- YOUR GOAL -
Below are the records. Gather each line that holds "there".
* START *
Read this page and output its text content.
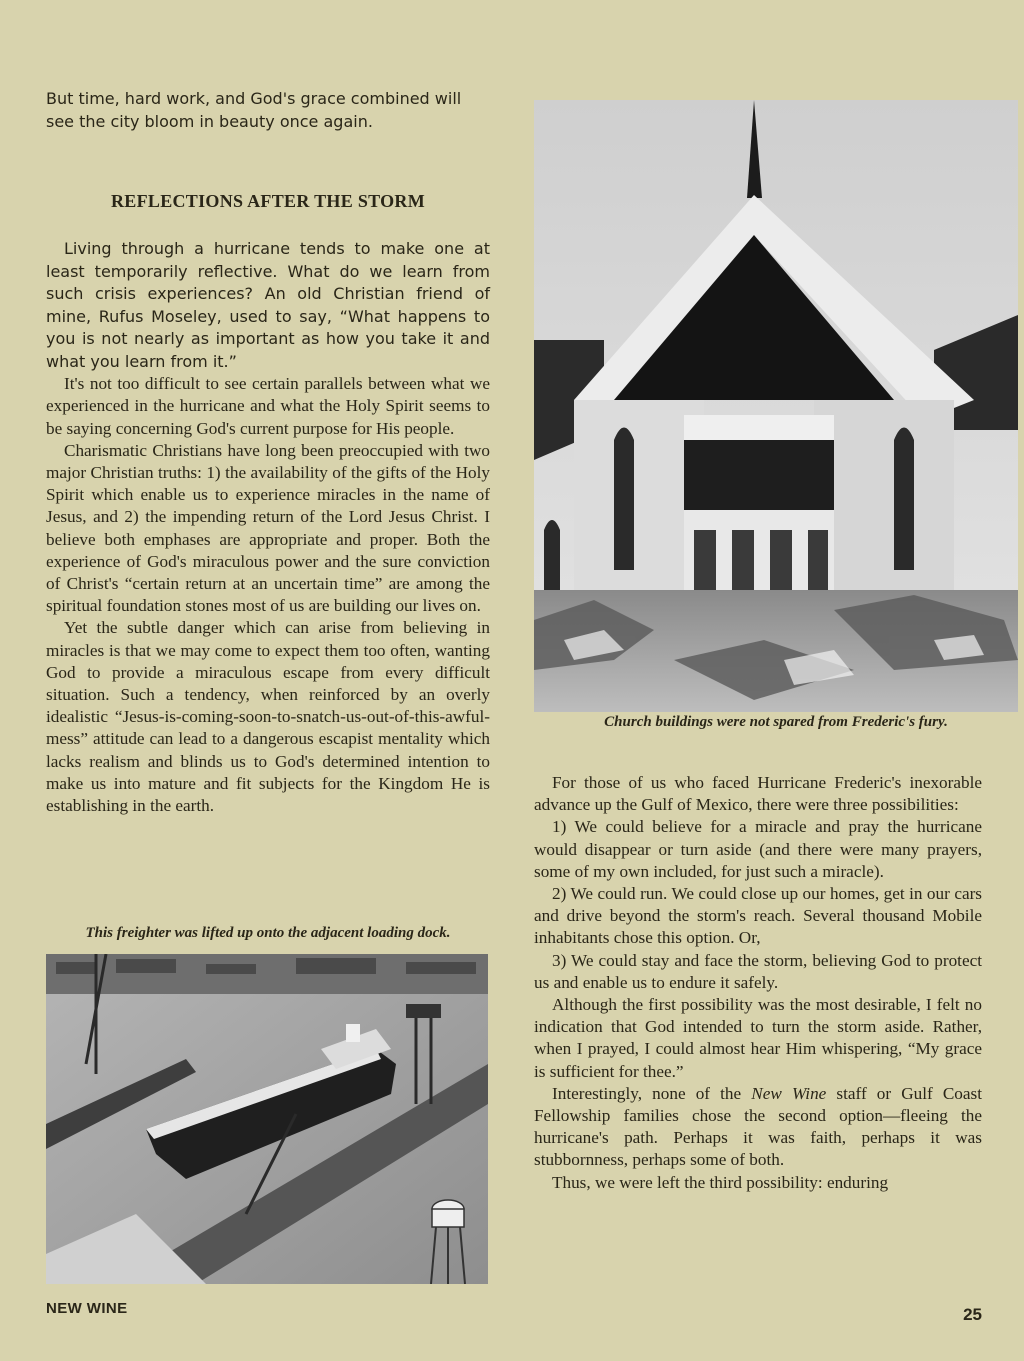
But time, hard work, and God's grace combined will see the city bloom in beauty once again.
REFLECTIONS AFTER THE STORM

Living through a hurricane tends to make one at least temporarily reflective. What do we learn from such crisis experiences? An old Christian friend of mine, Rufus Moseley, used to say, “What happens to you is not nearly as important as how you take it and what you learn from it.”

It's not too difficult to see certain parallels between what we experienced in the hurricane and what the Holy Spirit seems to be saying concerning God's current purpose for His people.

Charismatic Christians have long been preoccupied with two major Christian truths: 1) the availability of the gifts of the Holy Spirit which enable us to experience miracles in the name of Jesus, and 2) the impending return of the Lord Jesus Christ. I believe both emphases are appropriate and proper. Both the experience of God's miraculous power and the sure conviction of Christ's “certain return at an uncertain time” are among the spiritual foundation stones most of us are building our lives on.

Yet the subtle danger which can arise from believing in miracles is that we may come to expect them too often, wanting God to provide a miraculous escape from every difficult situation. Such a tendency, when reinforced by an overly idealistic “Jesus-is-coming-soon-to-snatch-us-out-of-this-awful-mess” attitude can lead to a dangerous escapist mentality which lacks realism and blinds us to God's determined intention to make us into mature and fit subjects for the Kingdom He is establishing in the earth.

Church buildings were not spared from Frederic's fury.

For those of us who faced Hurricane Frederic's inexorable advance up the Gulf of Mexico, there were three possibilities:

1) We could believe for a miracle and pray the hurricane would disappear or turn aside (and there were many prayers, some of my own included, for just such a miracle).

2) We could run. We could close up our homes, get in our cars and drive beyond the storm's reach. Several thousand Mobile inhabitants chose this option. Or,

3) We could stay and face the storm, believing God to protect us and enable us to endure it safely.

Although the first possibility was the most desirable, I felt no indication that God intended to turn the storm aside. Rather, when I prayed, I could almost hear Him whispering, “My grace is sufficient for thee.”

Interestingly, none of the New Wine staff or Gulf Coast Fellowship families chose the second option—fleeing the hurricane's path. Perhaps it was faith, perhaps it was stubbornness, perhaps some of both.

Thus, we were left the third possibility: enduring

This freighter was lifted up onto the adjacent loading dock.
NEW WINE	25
* END *
- SOLVED EXERCISE -
For those of us who faced Hurricane Frederic's inexorable advance up the Gulf of Mexico, there were three possibilities:
1) We could believe for a miracle and pray the hurricane would disappear or turn aside (and there were many prayers, some of my own included, for just such a miracle).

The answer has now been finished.